++++ Task inputs ++++
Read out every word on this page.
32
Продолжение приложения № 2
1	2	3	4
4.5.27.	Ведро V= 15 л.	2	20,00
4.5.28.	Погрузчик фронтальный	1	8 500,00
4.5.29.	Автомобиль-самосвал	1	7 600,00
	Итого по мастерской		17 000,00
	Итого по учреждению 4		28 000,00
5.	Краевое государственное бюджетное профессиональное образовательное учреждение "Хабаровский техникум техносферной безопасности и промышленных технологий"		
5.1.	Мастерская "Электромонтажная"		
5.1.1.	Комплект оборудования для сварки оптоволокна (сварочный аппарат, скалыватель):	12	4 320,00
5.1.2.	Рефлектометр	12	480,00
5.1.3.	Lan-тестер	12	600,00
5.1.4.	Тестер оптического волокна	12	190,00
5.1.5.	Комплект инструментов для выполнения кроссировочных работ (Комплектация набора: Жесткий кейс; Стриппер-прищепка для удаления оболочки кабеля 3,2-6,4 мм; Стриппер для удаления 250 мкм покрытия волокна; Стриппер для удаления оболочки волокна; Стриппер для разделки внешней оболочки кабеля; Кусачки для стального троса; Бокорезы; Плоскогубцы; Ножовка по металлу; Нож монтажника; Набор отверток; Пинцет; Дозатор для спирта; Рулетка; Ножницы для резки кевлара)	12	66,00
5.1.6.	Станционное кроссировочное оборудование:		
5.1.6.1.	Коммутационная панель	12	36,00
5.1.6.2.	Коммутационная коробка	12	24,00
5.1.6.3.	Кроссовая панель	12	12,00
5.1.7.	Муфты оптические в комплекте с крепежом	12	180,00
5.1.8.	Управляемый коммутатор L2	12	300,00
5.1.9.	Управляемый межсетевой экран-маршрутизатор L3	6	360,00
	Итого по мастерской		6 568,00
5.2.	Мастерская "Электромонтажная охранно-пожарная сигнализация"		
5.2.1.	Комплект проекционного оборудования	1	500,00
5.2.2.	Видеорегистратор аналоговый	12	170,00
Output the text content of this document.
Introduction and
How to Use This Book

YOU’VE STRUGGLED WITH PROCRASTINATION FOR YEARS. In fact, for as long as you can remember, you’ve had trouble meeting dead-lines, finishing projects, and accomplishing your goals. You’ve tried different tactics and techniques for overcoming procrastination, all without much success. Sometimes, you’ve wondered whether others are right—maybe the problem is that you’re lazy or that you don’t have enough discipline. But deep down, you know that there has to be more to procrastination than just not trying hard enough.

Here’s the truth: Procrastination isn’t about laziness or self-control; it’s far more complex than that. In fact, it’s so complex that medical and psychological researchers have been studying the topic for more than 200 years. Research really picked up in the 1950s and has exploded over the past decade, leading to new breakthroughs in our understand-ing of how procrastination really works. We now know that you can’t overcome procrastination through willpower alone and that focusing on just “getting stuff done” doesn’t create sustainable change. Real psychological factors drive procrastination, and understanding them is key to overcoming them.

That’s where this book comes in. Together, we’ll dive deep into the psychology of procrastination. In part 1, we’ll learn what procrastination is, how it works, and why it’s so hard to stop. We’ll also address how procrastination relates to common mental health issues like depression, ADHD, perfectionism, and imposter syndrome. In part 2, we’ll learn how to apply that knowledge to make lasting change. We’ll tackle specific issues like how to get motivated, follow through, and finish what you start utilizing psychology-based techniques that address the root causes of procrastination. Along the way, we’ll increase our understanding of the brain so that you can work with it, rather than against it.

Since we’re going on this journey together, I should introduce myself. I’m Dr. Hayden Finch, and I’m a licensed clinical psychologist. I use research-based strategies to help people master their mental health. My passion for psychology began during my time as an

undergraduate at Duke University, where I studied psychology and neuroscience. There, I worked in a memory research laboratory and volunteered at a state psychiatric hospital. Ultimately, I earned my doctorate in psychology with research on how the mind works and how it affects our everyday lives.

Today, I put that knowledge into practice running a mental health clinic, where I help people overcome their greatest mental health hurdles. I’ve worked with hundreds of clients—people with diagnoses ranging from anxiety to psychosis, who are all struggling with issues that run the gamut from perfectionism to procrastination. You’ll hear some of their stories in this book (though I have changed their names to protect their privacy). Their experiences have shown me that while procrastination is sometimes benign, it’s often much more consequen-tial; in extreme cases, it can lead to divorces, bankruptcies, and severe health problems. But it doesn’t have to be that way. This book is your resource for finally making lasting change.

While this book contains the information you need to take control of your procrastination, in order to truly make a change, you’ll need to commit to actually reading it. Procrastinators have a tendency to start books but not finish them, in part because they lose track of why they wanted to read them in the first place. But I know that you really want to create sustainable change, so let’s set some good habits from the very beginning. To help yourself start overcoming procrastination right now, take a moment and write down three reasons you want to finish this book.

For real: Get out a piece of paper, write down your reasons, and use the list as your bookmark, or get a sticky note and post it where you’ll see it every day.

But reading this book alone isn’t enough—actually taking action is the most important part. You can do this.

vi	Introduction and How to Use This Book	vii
++++
Of the lines in this listing, how many contain "start"? Reply with the number and nothing more.

Exercise output: 2